TASK PROMPT: Pull out every line in the data that has the string "text" in it.

INFORMATION SUPPLIED:

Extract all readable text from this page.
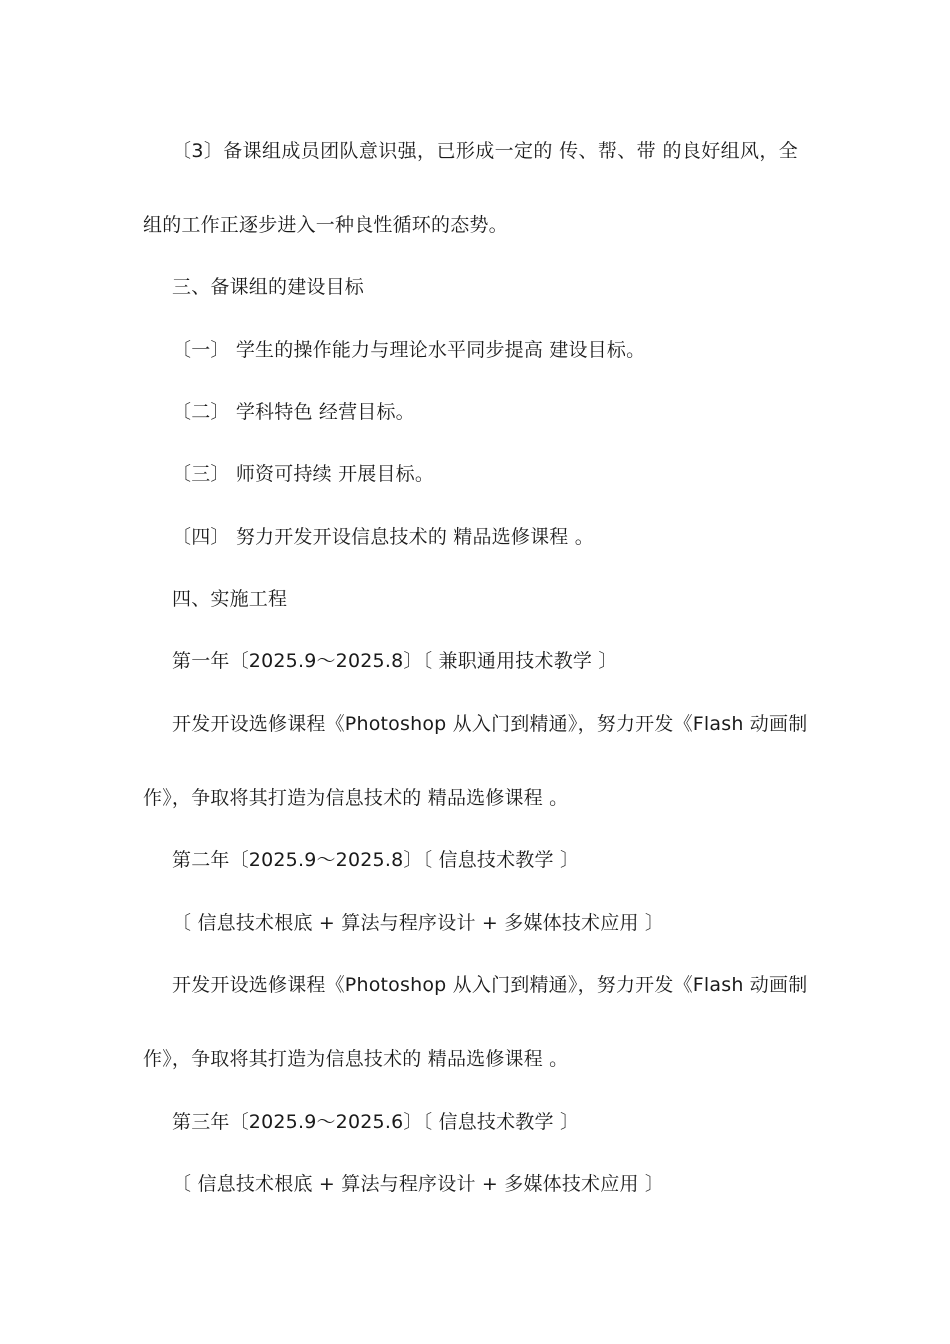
〔3〕备课组成员团队意识强，已形成一定的 传、帮、带 的良好组风，全
组的工作正逐步进入一种良性循环的态势。
三、备课组的建设目标
〔一〕 学生的操作能力与理论水平同步提高 建设目标。
〔二〕 学科特色 经营目标。
〔三〕 师资可持续 开展目标。
〔四〕 努力开发开设信息技术的 精品选修课程 。
四、实施工程
第一年〔2025.9～2025.8〕〔 兼职通用技术教学 〕
开发开设选修课程《Photoshop 从入门到精通》，努力开发《Flash 动画制
作》，争取将其打造为信息技术的 精品选修课程 。
第二年〔2025.9～2025.8〕〔 信息技术教学 〕
〔 信息技术根底 + 算法与程序设计 + 多媒体技术应用 〕
开发开设选修课程《Photoshop 从入门到精通》，努力开发《Flash 动画制
作》，争取将其打造为信息技术的 精品选修课程 。
第三年〔2025.9～2025.6〕〔 信息技术教学 〕
〔 信息技术根底 + 算法与程序设计 + 多媒体技术应用 〕
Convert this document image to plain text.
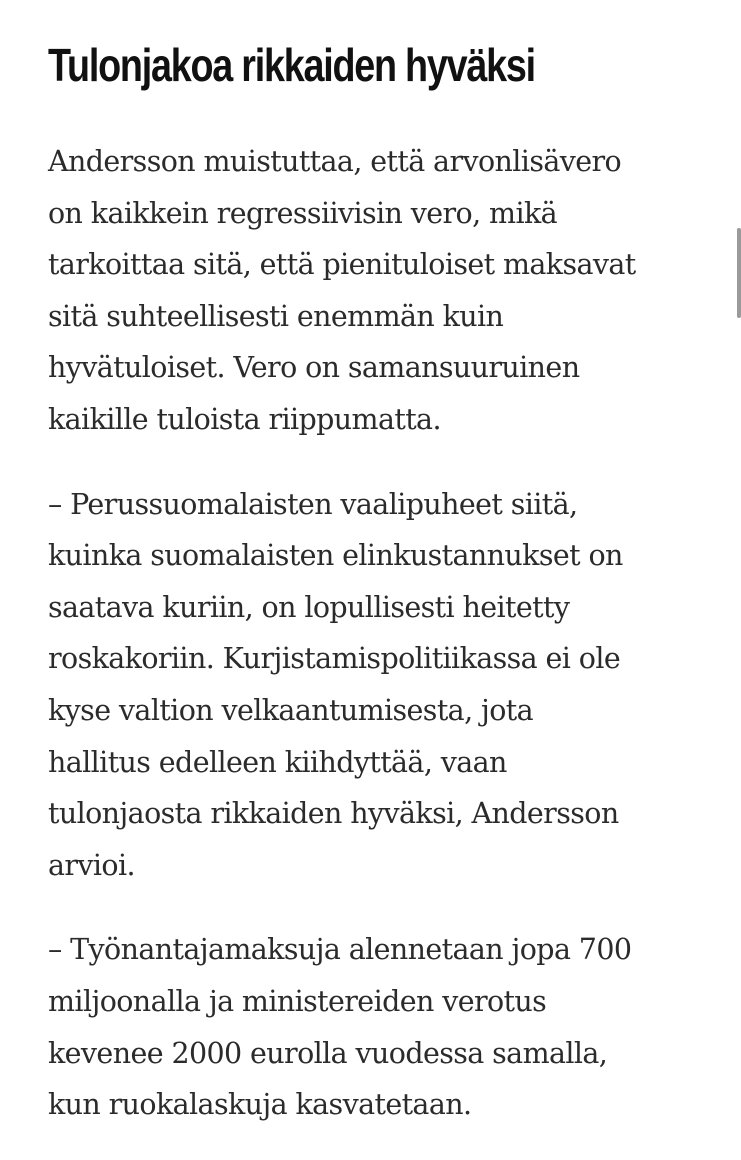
Tulonjakoa rikkaiden hyväksi

Andersson muistuttaa, että arvonlisävero
on kaikkein regressiivisin vero, mikä
tarkoittaa sitä, että pienituloiset maksavat
sitä suhteellisesti enemmän kuin
hyvätuloiset. Vero on samansuuruinen
kaikille tuloista riippumatta.

– Perussuomalaisten vaalipuheet siitä,
kuinka suomalaisten elinkustannukset on
saatava kuriin, on lopullisesti heitetty
roskakoriin. Kurjistamispolitiikassa ei ole
kyse valtion velkaantumisesta, jota
hallitus edelleen kiihdyttää, vaan
tulonjaosta rikkaiden hyväksi, Andersson
arvioi.

– Työnantajamaksuja alennetaan jopa 700
miljoonalla ja ministereiden verotus
kevenee 2000 eurolla vuodessa samalla,
kun ruokalaskuja kasvatetaan.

SOLUTION:
Extract all readable text from this page.
Convert this document image to plain text.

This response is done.